--- EXERCISE REQUIREMENTS ---
Return all lines that include the string "title".

--- MATERIAL SHOWN ---

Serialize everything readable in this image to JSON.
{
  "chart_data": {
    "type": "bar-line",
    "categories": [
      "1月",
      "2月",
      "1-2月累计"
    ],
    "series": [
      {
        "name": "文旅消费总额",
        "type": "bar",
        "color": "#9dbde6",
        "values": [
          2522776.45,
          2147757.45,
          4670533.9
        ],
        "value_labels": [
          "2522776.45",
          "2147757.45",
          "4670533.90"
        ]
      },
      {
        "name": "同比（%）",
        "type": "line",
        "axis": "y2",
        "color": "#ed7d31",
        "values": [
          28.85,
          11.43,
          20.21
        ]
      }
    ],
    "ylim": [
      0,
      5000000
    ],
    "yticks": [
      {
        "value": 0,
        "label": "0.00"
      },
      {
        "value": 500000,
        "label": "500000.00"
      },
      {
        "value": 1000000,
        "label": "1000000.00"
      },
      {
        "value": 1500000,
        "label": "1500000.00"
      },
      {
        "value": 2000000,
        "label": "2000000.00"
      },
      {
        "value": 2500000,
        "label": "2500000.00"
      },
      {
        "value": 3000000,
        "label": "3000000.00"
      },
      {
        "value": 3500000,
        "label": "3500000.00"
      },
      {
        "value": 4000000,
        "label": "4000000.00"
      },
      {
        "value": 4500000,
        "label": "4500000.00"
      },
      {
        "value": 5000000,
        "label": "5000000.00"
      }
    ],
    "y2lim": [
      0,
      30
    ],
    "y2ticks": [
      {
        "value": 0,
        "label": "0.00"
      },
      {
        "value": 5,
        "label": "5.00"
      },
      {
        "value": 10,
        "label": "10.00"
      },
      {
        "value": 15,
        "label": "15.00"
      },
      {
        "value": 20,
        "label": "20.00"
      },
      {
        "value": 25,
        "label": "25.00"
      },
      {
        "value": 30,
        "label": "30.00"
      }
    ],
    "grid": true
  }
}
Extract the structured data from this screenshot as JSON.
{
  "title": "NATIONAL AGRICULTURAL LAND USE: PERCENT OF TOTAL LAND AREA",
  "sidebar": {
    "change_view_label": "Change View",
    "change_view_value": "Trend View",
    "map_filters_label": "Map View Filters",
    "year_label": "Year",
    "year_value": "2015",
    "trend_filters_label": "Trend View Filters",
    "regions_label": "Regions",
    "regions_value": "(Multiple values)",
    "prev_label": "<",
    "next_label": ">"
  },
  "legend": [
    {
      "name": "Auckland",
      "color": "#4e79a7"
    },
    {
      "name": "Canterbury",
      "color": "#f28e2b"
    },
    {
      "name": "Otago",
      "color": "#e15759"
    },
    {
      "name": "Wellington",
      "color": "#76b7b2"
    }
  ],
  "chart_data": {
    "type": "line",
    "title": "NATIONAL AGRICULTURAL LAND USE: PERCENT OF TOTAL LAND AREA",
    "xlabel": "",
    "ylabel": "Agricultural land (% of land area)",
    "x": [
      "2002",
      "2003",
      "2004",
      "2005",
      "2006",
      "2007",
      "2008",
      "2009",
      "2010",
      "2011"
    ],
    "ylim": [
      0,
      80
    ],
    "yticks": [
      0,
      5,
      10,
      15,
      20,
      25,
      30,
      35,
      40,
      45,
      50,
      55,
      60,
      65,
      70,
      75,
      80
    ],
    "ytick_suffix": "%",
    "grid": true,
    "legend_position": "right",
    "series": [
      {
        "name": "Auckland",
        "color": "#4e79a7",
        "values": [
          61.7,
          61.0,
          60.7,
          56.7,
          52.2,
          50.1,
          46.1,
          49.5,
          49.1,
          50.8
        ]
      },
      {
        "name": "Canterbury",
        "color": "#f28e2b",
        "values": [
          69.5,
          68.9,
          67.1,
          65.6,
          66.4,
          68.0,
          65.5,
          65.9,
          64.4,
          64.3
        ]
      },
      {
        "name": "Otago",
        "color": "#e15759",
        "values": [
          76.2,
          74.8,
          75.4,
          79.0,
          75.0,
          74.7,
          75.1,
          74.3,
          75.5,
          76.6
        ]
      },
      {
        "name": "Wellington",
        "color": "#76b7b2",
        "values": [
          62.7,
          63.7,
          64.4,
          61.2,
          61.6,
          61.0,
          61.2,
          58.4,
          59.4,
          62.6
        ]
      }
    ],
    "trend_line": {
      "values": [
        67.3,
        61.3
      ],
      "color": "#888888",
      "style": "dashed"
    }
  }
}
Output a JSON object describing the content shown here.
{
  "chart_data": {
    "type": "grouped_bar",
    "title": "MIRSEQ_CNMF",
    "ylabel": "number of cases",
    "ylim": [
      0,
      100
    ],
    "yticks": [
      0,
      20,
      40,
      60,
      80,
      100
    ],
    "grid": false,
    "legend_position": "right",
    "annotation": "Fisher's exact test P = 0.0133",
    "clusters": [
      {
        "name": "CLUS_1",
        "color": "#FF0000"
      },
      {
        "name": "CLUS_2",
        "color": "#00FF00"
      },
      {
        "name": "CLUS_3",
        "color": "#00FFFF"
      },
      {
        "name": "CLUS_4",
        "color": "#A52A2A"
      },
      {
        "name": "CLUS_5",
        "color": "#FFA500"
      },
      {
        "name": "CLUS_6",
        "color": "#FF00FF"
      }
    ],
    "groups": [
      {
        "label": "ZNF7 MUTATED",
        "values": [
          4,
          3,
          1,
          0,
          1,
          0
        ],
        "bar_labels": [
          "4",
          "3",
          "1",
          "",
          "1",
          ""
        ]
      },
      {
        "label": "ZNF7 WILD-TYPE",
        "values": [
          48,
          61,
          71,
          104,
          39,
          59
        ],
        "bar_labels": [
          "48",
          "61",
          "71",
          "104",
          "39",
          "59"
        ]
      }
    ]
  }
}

--- THE REPLY ---
  "title": "NATIONAL AGRICULTURAL LAND USE: PERCENT OF TOTAL LAND AREA",
    "title": "NATIONAL AGRICULTURAL LAND USE: PERCENT OF TOTAL LAND AREA",
    "title": "MIRSEQ_CNMF",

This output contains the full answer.